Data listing

"""

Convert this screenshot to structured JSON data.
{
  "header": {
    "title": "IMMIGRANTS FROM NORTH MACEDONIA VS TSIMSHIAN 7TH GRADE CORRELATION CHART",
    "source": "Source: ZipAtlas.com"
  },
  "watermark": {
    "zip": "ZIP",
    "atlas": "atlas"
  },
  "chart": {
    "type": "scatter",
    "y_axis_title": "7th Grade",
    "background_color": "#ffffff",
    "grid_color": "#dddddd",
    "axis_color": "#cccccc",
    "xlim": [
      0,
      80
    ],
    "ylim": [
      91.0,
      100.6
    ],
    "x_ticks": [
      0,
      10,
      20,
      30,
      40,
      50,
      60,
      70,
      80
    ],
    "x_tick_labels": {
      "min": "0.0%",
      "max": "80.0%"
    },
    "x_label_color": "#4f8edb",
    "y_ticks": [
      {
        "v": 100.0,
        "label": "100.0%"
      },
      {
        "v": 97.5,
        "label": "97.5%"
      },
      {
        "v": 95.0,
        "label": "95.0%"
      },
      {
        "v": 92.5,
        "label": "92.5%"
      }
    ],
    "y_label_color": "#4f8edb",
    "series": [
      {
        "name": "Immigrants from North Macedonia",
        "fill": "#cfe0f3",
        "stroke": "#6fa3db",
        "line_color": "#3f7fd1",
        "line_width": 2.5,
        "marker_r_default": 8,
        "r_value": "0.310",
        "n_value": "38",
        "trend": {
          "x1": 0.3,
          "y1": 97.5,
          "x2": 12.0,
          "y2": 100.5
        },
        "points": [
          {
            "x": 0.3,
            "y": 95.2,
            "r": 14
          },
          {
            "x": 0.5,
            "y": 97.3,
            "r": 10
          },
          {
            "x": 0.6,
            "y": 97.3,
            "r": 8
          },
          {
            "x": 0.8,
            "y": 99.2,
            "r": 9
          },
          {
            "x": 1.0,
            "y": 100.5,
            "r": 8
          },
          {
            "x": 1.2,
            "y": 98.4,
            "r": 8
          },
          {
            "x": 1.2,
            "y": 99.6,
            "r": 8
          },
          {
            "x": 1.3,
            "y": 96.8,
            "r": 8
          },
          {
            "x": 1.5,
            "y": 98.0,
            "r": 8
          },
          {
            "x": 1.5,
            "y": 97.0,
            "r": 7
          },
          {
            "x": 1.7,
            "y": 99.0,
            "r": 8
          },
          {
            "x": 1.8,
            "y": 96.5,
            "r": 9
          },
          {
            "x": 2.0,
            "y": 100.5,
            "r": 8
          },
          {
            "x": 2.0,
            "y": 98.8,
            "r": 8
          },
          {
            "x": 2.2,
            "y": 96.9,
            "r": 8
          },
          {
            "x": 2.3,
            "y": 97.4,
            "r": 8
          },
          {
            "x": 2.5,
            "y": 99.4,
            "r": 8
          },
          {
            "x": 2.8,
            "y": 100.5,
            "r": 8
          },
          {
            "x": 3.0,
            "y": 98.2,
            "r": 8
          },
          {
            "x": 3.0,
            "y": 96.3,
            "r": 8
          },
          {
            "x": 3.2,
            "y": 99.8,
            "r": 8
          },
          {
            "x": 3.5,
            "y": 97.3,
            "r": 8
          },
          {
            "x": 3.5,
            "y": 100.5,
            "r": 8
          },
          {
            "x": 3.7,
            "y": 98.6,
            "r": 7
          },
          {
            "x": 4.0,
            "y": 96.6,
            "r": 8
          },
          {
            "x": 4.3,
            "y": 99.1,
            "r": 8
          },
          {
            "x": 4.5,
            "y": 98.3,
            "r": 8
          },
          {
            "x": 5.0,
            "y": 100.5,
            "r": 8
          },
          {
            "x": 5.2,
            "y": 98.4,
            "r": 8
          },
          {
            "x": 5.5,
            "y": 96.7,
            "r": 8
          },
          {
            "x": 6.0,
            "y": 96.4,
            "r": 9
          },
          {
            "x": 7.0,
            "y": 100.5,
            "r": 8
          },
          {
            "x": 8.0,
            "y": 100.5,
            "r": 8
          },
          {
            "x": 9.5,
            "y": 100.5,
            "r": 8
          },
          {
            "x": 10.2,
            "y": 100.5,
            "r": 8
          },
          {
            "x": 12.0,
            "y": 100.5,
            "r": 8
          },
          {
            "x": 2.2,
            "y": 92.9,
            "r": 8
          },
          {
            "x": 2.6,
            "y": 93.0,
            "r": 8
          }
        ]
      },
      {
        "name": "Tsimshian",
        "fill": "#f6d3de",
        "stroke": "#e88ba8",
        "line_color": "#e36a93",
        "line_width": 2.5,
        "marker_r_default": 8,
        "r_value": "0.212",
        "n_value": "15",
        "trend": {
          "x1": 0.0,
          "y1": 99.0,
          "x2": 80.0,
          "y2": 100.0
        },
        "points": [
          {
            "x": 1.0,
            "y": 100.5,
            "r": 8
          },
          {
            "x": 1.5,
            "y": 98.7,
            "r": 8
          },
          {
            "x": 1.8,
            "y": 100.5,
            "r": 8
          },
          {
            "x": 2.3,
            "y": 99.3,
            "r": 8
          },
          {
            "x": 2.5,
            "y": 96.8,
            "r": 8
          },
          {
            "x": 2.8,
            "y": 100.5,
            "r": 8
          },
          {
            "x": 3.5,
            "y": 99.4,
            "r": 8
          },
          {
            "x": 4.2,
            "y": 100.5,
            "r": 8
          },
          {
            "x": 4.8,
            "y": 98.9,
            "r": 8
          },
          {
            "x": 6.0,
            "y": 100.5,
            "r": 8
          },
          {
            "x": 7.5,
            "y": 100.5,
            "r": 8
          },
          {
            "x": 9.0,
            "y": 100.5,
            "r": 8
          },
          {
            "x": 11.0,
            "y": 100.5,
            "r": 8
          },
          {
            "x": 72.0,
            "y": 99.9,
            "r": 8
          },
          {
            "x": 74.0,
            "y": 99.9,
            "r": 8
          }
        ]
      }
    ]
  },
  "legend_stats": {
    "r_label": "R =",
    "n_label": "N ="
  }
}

"""

# Exercise prompt:
Repeat the preceding lines exactly, please, every one of them.

# Answer for the task:
Convert this screenshot to structured JSON data.
{
  "header": {
    "title": "IMMIGRANTS FROM NORTH MACEDONIA VS TSIMSHIAN 7TH GRADE CORRELATION CHART",
    "source": "Source: ZipAtlas.com"
  },
  "watermark": {
    "zip": "ZIP",
    "atlas": "atlas"
  },
  "chart": {
    "type": "scatter",
    "y_axis_title": "7th Grade",
    "background_color": "#ffffff",
    "grid_color": "#dddddd",
    "axis_color": "#cccccc",
    "xlim": [
      0,
      80
    ],
    "ylim": [
      91.0,
      100.6
    ],
    "x_ticks": [
      0,
      10,
      20,
      30,
      40,
      50,
      60,
      70,
      80
    ],
    "x_tick_labels": {
      "min": "0.0%",
      "max": "80.0%"
    },
    "x_label_color": "#4f8edb",
    "y_ticks": [
      {
        "v": 100.0,
        "label": "100.0%"
      },
      {
        "v": 97.5,
        "label": "97.5%"
      },
      {
        "v": 95.0,
        "label": "95.0%"
      },
      {
        "v": 92.5,
        "label": "92.5%"
      }
    ],
    "y_label_color": "#4f8edb",
    "series": [
      {
        "name": "Immigrants from North Macedonia",
        "fill": "#cfe0f3",
        "stroke": "#6fa3db",
        "line_color": "#3f7fd1",
        "line_width": 2.5,
        "marker_r_default": 8,
        "r_value": "0.310",
        "n_value": "38",
        "trend": {
          "x1": 0.3,
          "y1": 97.5,
          "x2": 12.0,
          "y2": 100.5
        },
        "points": [
          {
            "x": 0.3,
            "y": 95.2,
            "r": 14
          },
          {
            "x": 0.5,
            "y": 97.3,
            "r": 10
          },
          {
            "x": 0.6,
            "y": 97.3,
            "r": 8
          },
          {
            "x": 0.8,
            "y": 99.2,
            "r": 9
          },
          {
            "x": 1.0,
            "y": 100.5,
            "r": 8
          },
          {
            "x": 1.2,
            "y": 98.4,
            "r": 8
          },
          {
            "x": 1.2,
            "y": 99.6,
            "r": 8
          },
          {
            "x": 1.3,
            "y": 96.8,
            "r": 8
          },
          {
            "x": 1.5,
            "y": 98.0,
            "r": 8
          },
          {
            "x": 1.5,
            "y": 97.0,
            "r": 7
          },
          {
            "x": 1.7,
            "y": 99.0,
            "r": 8
          },
          {
            "x": 1.8,
            "y": 96.5,
            "r": 9
          },
          {
            "x": 2.0,
            "y": 100.5,
            "r": 8
          },
          {
            "x": 2.0,
            "y": 98.8,
            "r": 8
          },
          {
            "x": 2.2,
            "y": 96.9,
            "r": 8
          },
          {
            "x": 2.3,
            "y": 97.4,
            "r": 8
          },
          {
            "x": 2.5,
            "y": 99.4,
            "r": 8
          },
          {
            "x": 2.8,
            "y": 100.5,
            "r": 8
          },
          {
            "x": 3.0,
            "y": 98.2,
            "r": 8
          },
          {
            "x": 3.0,
            "y": 96.3,
            "r": 8
          },
          {
            "x": 3.2,
            "y": 99.8,
            "r": 8
          },
          {
            "x": 3.5,
            "y": 97.3,
            "r": 8
          },
          {
            "x": 3.5,
            "y": 100.5,
            "r": 8
          },
          {
            "x": 3.7,
            "y": 98.6,
            "r": 7
          },
          {
            "x": 4.0,
            "y": 96.6,
            "r": 8
          },
          {
            "x": 4.3,
            "y": 99.1,
            "r": 8
          },
          {
            "x": 4.5,
            "y": 98.3,
            "r": 8
          },
          {
            "x": 5.0,
            "y": 100.5,
            "r": 8
          },
          {
            "x": 5.2,
            "y": 98.4,
            "r": 8
          },
          {
            "x": 5.5,
            "y": 96.7,
            "r": 8
          },
          {
            "x": 6.0,
            "y": 96.4,
            "r": 9
          },
          {
            "x": 7.0,
            "y": 100.5,
            "r": 8
          },
          {
            "x": 8.0,
            "y": 100.5,
            "r": 8
          },
          {
            "x": 9.5,
            "y": 100.5,
            "r": 8
          },
          {
            "x": 10.2,
            "y": 100.5,
            "r": 8
          },
          {
            "x": 12.0,
            "y": 100.5,
            "r": 8
          },
          {
            "x": 2.2,
            "y": 92.9,
            "r": 8
          },
          {
            "x": 2.6,
            "y": 93.0,
            "r": 8
          }
        ]
      },
      {
        "name": "Tsimshian",
        "fill": "#f6d3de",
        "stroke": "#e88ba8",
        "line_color": "#e36a93",
        "line_width": 2.5,
        "marker_r_default": 8,
        "r_value": "0.212",
        "n_value": "15",
        "trend": {
          "x1": 0.0,
          "y1": 99.0,
          "x2": 80.0,
          "y2": 100.0
        },
        "points": [
          {
            "x": 1.0,
            "y": 100.5,
            "r": 8
          },
          {
            "x": 1.5,
            "y": 98.7,
            "r": 8
          },
          {
            "x": 1.8,
            "y": 100.5,
            "r": 8
          },
          {
            "x": 2.3,
            "y": 99.3,
            "r": 8
          },
          {
            "x": 2.5,
            "y": 96.8,
            "r": 8
          },
          {
            "x": 2.8,
            "y": 100.5,
            "r": 8
          },
          {
            "x": 3.5,
            "y": 99.4,
            "r": 8
          },
          {
            "x": 4.2,
            "y": 100.5,
            "r": 8
          },
          {
            "x": 4.8,
            "y": 98.9,
            "r": 8
          },
          {
            "x": 6.0,
            "y": 100.5,
            "r": 8
          },
          {
            "x": 7.5,
            "y": 100.5,
            "r": 8
          },
          {
            "x": 9.0,
            "y": 100.5,
            "r": 8
          },
          {
            "x": 11.0,
            "y": 100.5,
            "r": 8
          },
          {
            "x": 72.0,
            "y": 99.9,
            "r": 8
          },
          {
            "x": 74.0,
            "y": 99.9,
            "r": 8
          }
        ]
      }
    ]
  },
  "legend_stats": {
    "r_label": "R =",
    "n_label": "N ="
  }
}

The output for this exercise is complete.